Give the number of lines containing the word "this" and nothing more.
________________________________________
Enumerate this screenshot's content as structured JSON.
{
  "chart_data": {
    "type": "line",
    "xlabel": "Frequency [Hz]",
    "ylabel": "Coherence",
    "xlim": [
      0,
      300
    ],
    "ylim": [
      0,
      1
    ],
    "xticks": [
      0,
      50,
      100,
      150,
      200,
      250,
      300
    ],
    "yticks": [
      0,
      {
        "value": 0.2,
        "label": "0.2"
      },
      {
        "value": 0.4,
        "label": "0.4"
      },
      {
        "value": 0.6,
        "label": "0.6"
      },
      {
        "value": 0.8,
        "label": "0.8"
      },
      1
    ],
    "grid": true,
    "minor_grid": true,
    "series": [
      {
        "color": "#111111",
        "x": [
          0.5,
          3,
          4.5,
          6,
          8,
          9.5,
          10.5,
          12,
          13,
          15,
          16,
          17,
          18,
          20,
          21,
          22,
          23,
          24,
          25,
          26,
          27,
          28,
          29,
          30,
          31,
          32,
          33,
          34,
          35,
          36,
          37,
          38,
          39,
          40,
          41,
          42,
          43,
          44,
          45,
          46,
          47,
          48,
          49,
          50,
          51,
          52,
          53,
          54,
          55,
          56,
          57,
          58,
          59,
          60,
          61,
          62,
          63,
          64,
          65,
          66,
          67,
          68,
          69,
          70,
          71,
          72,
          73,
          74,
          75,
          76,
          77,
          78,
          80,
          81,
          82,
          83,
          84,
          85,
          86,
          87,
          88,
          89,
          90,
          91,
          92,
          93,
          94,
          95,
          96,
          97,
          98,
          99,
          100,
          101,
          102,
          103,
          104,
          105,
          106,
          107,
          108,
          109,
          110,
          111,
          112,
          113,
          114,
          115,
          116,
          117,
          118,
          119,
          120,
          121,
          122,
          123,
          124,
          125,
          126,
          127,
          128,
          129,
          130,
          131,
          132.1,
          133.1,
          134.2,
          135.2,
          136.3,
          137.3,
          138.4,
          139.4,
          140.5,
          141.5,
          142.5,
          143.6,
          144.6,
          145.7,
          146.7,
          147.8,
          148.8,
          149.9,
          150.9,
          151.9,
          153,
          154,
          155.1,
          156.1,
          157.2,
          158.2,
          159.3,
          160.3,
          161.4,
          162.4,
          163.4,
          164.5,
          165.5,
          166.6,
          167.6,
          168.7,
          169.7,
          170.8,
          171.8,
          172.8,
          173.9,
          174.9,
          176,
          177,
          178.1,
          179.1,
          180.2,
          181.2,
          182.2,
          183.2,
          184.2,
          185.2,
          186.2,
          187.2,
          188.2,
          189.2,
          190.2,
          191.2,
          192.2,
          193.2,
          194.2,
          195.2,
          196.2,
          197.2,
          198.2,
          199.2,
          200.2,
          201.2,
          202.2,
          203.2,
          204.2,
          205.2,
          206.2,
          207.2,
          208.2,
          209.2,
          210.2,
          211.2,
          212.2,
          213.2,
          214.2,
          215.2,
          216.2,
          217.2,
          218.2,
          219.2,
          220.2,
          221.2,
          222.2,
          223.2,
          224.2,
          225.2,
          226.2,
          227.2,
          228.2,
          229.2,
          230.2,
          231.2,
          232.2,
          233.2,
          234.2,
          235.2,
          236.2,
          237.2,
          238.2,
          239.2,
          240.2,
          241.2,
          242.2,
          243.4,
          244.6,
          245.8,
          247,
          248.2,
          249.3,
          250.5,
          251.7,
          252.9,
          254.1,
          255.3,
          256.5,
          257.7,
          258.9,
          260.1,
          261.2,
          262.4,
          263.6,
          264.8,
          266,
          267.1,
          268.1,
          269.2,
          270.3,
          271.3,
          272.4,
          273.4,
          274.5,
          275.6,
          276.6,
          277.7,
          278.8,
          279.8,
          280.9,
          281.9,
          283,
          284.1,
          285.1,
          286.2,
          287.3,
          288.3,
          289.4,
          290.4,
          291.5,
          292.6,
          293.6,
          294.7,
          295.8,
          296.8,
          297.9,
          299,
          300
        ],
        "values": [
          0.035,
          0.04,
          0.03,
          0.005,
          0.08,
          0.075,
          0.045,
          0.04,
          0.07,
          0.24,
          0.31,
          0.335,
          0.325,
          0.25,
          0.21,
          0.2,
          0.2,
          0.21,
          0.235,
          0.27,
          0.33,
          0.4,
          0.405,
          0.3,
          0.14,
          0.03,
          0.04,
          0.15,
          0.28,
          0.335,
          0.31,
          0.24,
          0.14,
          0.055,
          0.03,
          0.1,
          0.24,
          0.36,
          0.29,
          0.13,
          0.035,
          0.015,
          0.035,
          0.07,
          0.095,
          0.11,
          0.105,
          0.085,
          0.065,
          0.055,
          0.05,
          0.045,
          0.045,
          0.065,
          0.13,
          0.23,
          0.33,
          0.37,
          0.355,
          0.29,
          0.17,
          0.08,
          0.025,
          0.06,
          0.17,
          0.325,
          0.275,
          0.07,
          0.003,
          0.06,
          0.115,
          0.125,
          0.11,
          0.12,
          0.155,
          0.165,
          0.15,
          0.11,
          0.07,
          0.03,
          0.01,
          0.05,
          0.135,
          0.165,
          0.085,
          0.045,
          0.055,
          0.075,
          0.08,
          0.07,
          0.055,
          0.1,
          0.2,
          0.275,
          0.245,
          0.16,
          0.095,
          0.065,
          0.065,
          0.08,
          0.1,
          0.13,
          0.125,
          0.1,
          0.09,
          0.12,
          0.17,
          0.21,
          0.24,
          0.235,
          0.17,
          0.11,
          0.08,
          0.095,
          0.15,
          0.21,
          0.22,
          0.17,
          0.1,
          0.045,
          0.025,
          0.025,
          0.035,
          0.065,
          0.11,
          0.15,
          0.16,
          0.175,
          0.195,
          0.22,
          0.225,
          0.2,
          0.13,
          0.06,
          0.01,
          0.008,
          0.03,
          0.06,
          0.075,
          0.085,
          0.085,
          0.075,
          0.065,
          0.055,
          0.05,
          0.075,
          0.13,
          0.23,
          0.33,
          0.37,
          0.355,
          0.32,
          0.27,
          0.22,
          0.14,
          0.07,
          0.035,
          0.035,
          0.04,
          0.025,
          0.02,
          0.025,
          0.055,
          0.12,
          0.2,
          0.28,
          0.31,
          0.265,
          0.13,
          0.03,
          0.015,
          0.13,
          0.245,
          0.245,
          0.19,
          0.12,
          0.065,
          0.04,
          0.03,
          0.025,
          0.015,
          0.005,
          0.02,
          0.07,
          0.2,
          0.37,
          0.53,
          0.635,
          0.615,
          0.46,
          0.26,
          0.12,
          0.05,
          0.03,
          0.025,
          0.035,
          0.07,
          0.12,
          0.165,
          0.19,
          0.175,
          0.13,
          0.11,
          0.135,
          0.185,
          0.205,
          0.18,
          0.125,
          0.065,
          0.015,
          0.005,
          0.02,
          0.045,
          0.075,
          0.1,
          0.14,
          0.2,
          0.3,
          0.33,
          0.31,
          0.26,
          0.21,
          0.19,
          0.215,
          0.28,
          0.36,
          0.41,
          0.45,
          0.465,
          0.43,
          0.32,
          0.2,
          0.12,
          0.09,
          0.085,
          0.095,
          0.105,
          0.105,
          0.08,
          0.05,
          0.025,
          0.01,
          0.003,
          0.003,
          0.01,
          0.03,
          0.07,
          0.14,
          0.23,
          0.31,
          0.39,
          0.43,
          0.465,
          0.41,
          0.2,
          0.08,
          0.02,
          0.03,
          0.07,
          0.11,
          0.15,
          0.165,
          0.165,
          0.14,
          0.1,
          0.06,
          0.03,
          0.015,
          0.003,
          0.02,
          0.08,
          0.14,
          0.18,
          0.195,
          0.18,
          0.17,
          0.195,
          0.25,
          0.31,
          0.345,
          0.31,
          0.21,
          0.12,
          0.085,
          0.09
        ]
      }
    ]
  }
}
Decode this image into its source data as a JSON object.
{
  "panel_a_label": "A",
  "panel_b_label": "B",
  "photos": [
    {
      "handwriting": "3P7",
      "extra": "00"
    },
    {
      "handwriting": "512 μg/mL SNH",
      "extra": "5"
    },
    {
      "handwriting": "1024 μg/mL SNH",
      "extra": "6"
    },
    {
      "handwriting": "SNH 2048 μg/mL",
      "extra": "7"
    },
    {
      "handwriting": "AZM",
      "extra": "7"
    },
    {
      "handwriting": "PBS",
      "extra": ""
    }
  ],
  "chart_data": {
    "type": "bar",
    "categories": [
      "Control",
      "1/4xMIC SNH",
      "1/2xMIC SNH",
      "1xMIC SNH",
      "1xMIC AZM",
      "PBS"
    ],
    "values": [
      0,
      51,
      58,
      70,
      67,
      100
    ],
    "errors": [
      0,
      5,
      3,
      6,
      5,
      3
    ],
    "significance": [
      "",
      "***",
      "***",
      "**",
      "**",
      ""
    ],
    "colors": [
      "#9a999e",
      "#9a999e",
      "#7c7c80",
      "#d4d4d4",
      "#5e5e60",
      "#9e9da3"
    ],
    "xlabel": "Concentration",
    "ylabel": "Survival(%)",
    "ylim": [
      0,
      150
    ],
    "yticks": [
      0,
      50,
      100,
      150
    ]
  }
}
________________________________________
Response to the task → 2